Data entries
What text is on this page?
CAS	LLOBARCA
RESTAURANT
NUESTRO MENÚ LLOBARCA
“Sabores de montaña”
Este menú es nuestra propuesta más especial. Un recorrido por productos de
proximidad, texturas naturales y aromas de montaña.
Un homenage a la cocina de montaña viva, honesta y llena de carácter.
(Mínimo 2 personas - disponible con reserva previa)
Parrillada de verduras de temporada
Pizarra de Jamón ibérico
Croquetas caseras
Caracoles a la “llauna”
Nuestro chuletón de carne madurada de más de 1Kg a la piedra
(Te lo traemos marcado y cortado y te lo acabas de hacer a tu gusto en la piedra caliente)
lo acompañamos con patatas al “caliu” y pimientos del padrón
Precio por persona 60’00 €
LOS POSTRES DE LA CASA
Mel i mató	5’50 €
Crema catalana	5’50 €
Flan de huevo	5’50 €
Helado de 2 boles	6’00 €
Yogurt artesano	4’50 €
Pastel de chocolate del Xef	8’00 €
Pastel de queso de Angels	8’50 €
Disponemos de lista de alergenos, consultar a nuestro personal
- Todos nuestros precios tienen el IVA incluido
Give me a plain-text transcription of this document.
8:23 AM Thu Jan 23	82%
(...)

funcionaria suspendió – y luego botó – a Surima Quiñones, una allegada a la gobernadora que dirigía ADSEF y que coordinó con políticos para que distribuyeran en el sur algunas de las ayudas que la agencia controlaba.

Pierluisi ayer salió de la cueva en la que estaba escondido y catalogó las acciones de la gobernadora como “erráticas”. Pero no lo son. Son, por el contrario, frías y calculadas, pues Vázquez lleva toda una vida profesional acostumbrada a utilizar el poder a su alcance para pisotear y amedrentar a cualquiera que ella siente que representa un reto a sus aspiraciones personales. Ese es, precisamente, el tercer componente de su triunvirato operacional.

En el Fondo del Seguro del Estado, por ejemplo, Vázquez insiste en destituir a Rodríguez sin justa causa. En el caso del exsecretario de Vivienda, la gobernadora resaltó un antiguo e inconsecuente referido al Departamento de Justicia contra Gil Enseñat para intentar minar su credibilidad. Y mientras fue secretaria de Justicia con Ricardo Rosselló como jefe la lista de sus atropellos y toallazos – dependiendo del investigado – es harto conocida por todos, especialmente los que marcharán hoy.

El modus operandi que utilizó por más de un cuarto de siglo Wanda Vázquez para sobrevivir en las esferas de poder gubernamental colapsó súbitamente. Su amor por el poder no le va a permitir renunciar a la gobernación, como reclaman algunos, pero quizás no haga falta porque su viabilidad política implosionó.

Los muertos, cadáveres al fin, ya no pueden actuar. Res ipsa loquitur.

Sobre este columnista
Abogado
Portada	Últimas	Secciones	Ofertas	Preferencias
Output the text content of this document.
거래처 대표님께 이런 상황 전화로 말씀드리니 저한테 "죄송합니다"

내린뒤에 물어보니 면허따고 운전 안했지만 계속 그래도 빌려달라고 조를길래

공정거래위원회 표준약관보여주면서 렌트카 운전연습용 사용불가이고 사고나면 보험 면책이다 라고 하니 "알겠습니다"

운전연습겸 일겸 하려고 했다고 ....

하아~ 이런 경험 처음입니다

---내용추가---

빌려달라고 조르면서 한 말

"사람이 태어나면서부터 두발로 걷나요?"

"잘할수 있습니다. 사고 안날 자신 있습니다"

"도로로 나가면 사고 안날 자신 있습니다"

**WHAT THE TASK REQUIRES:** Repeat the entries above exactly, leaving nothing out.

**RESPONSE TO THE EXERCISE:**
What text is on this page?
CAS	LLOBARCA
RESTAURANT
NUESTRO MENÚ LLOBARCA
“Sabores de montaña”
Este menú es nuestra propuesta más especial. Un recorrido por productos de
proximidad, texturas naturales y aromas de montaña.
Un homenage a la cocina de montaña viva, honesta y llena de carácter.
(Mínimo 2 personas - disponible con reserva previa)
Parrillada de verduras de temporada
Pizarra de Jamón ibérico
Croquetas caseras
Caracoles a la “llauna”
Nuestro chuletón de carne madurada de más de 1Kg a la piedra
(Te lo traemos marcado y cortado y te lo acabas de hacer a tu gusto en la piedra caliente)
lo acompañamos con patatas al “caliu” y pimientos del padrón
Precio por persona 60’00 €
LOS POSTRES DE LA CASA
Mel i mató	5’50 €
Crema catalana	5’50 €
Flan de huevo	5’50 €
Helado de 2 boles	6’00 €
Yogurt artesano	4’50 €
Pastel de chocolate del Xef	8’00 €
Pastel de queso de Angels	8’50 €
Disponemos de lista de alergenos, consultar a nuestro personal
- Todos nuestros precios tienen el IVA incluido
Give me a plain-text transcription of this document.
8:23 AM Thu Jan 23	82%
(...)

funcionaria suspendió – y luego botó – a Surima Quiñones, una allegada a la gobernadora que dirigía ADSEF y que coordinó con políticos para que distribuyeran en el sur algunas de las ayudas que la agencia controlaba.

Pierluisi ayer salió de la cueva en la que estaba escondido y catalogó las acciones de la gobernadora como “erráticas”. Pero no lo son. Son, por el contrario, frías y calculadas, pues Vázquez lleva toda una vida profesional acostumbrada a utilizar el poder a su alcance para pisotear y amedrentar a cualquiera que ella siente que representa un reto a sus aspiraciones personales. Ese es, precisamente, el tercer componente de su triunvirato operacional.

En el Fondo del Seguro del Estado, por ejemplo, Vázquez insiste en destituir a Rodríguez sin justa causa. En el caso del exsecretario de Vivienda, la gobernadora resaltó un antiguo e inconsecuente referido al Departamento de Justicia contra Gil Enseñat para intentar minar su credibilidad. Y mientras fue secretaria de Justicia con Ricardo Rosselló como jefe la lista de sus atropellos y toallazos – dependiendo del investigado – es harto conocida por todos, especialmente los que marcharán hoy.

El modus operandi que utilizó por más de un cuarto de siglo Wanda Vázquez para sobrevivir en las esferas de poder gubernamental colapsó súbitamente. Su amor por el poder no le va a permitir renunciar a la gobernación, como reclaman algunos, pero quizás no haga falta porque su viabilidad política implosionó.

Los muertos, cadáveres al fin, ya no pueden actuar. Res ipsa loquitur.

Sobre este columnista
Abogado
Portada	Últimas	Secciones	Ofertas	Preferencias
Output the text content of this document.
거래처 대표님께 이런 상황 전화로 말씀드리니 저한테 "죄송합니다"

내린뒤에 물어보니 면허따고 운전 안했지만 계속 그래도 빌려달라고 조를길래

공정거래위원회 표준약관보여주면서 렌트카 운전연습용 사용불가이고 사고나면 보험 면책이다 라고 하니 "알겠습니다"

운전연습겸 일겸 하려고 했다고 ....

하아~ 이런 경험 처음입니다

---내용추가---

빌려달라고 조르면서 한 말

"사람이 태어나면서부터 두발로 걷나요?"

"잘할수 있습니다. 사고 안날 자신 있습니다"

"도로로 나가면 사고 안날 자신 있습니다"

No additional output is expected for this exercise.